- Supplied records -
-- -- --
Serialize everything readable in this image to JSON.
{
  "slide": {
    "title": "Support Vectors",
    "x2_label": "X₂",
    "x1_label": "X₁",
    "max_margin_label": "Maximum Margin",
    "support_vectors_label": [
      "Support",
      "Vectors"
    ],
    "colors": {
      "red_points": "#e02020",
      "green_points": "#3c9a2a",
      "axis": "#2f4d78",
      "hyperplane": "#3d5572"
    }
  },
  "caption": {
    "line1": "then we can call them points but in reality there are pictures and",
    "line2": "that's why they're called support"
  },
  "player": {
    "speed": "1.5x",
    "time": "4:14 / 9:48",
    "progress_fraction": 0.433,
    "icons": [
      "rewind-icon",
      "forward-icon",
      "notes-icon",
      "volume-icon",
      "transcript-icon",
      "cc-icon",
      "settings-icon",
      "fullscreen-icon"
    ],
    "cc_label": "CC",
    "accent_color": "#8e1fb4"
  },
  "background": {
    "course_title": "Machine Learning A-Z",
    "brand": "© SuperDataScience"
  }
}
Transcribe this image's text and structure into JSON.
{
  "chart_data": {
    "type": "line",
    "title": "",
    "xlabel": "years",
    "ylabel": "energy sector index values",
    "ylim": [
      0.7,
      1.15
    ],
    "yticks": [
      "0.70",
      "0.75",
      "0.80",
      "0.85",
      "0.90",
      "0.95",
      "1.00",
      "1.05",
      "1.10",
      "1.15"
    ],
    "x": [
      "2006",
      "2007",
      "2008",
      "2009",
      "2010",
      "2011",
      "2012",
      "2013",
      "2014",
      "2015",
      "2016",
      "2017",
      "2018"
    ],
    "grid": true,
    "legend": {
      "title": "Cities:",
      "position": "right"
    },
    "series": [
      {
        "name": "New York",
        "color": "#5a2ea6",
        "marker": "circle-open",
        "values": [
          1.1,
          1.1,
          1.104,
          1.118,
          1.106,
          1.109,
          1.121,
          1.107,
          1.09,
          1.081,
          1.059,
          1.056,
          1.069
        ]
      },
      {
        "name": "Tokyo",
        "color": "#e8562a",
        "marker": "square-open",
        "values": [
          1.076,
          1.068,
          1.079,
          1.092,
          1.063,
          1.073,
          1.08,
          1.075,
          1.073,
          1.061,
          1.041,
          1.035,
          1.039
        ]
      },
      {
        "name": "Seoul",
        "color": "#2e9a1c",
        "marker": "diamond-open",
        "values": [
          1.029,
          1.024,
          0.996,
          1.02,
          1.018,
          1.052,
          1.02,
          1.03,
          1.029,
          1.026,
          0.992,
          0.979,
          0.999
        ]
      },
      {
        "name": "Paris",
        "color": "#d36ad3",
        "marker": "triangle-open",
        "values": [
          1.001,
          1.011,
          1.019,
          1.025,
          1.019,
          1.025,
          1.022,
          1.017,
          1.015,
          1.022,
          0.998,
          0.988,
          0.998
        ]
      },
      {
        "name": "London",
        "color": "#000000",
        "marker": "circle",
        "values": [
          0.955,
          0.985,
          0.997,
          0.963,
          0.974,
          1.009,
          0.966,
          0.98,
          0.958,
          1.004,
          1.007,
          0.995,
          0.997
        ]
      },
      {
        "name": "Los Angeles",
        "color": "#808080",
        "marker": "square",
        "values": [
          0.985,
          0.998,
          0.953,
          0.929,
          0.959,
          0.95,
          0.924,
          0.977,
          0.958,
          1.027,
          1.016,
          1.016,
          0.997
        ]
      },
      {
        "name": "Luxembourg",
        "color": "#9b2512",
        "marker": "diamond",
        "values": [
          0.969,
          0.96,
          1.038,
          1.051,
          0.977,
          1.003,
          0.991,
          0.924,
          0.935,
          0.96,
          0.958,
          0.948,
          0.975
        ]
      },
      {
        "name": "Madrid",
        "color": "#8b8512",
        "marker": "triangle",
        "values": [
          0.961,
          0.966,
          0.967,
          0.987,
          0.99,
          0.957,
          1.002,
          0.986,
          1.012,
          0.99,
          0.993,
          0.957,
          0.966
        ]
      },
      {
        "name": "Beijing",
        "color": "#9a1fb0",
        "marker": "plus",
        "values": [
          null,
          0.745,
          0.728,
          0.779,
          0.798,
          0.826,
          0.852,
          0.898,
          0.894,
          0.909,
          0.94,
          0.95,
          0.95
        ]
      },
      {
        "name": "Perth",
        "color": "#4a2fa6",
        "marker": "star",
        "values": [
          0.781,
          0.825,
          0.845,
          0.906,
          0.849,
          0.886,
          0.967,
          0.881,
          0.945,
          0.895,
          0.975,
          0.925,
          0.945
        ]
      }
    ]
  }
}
-- -- --
- Given problem -
Pull out all lines from the entries above in which the word "diamond" appears.

- Complete output -
        "marker": "diamond-open",
        "marker": "diamond",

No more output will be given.